* [Short task]:
Count the lines in the rows that contain the string "メール操作", and give only that number.

* [Exercise input]:
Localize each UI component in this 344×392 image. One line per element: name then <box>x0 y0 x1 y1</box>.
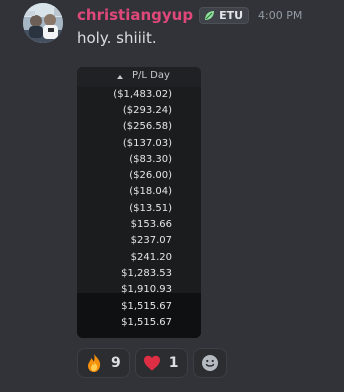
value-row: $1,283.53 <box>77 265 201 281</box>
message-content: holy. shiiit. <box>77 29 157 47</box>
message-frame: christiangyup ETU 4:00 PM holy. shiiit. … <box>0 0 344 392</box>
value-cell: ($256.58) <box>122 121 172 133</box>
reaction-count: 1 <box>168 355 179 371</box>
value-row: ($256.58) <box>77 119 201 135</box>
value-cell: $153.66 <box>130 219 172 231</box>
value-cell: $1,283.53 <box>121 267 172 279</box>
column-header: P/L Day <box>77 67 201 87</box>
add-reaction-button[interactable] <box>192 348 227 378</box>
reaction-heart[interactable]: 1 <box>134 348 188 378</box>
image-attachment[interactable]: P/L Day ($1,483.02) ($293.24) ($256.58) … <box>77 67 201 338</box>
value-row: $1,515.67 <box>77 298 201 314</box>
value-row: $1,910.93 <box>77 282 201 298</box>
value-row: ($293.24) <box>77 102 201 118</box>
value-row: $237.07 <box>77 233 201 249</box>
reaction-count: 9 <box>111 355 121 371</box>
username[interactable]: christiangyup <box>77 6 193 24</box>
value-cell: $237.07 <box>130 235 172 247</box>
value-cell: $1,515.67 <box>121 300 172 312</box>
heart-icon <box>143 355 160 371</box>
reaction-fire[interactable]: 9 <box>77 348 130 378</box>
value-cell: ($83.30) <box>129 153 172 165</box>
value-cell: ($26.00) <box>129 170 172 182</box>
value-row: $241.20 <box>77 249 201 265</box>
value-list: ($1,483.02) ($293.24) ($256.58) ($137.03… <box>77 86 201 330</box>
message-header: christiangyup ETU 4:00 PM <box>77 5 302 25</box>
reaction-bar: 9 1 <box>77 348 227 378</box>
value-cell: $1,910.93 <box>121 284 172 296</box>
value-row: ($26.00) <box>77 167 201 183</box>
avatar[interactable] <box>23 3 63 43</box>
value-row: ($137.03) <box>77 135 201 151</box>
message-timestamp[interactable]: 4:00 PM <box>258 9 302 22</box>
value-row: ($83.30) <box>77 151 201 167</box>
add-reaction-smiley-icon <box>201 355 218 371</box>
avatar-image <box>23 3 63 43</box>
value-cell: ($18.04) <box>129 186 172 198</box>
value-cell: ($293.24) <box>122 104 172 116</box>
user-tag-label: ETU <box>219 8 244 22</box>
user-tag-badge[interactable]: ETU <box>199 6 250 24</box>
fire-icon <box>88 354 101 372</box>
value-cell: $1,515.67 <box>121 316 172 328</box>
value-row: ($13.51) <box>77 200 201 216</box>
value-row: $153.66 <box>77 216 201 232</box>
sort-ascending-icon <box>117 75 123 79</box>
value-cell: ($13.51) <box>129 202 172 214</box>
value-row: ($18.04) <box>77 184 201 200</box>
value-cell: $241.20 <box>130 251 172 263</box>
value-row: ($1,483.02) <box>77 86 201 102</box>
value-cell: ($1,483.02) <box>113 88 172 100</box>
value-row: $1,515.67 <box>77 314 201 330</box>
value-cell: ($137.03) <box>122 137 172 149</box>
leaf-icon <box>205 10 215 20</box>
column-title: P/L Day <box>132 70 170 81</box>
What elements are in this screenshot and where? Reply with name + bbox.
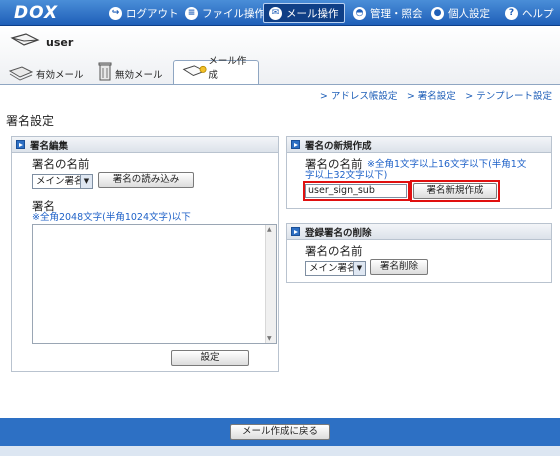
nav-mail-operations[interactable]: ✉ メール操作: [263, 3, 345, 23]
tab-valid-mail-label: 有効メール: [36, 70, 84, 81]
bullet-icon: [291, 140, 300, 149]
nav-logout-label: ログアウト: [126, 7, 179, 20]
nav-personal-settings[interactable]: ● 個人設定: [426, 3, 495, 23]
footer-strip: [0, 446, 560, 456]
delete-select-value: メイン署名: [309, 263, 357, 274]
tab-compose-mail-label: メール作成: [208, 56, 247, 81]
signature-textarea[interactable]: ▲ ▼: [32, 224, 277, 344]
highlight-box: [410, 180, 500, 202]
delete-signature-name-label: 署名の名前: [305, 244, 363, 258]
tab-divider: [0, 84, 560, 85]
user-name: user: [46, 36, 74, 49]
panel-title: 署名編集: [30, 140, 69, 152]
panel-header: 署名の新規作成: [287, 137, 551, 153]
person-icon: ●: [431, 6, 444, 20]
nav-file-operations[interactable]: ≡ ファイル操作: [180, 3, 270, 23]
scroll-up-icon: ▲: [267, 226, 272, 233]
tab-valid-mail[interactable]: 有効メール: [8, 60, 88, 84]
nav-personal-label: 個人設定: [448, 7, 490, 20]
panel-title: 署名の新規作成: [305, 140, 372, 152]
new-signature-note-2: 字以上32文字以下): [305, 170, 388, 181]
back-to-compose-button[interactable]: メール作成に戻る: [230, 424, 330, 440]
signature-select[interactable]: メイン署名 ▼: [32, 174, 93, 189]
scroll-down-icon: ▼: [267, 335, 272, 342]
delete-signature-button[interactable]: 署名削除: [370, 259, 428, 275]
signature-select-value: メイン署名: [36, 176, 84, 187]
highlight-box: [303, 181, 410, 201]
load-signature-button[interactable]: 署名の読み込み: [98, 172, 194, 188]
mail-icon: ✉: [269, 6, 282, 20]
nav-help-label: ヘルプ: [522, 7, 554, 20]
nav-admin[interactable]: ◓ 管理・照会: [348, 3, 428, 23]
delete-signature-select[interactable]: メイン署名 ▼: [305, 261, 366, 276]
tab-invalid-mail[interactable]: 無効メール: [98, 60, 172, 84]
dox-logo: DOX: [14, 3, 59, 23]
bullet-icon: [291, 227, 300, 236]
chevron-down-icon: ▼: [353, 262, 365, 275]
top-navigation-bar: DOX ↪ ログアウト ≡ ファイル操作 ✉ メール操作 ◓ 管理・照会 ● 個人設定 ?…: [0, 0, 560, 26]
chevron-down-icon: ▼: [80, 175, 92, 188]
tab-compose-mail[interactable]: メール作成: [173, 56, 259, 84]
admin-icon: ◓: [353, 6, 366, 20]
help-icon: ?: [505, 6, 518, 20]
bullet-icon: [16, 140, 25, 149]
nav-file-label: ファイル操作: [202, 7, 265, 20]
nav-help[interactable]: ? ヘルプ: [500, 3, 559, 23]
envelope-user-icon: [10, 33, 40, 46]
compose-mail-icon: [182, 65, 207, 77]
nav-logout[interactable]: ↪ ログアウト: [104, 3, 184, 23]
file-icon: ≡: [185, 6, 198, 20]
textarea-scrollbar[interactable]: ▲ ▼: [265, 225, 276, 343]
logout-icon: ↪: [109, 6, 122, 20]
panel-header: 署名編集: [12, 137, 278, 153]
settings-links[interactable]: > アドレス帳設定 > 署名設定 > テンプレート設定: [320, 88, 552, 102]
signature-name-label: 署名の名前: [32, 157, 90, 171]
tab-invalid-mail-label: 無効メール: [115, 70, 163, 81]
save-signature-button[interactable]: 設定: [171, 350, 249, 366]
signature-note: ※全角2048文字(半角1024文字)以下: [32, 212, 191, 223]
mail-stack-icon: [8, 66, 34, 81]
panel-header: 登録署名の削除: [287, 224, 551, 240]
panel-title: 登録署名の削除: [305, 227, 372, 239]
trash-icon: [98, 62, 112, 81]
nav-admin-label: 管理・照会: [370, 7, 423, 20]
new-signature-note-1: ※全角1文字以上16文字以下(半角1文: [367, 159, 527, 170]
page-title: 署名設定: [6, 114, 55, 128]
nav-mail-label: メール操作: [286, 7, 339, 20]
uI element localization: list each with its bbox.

* [Solution]:
3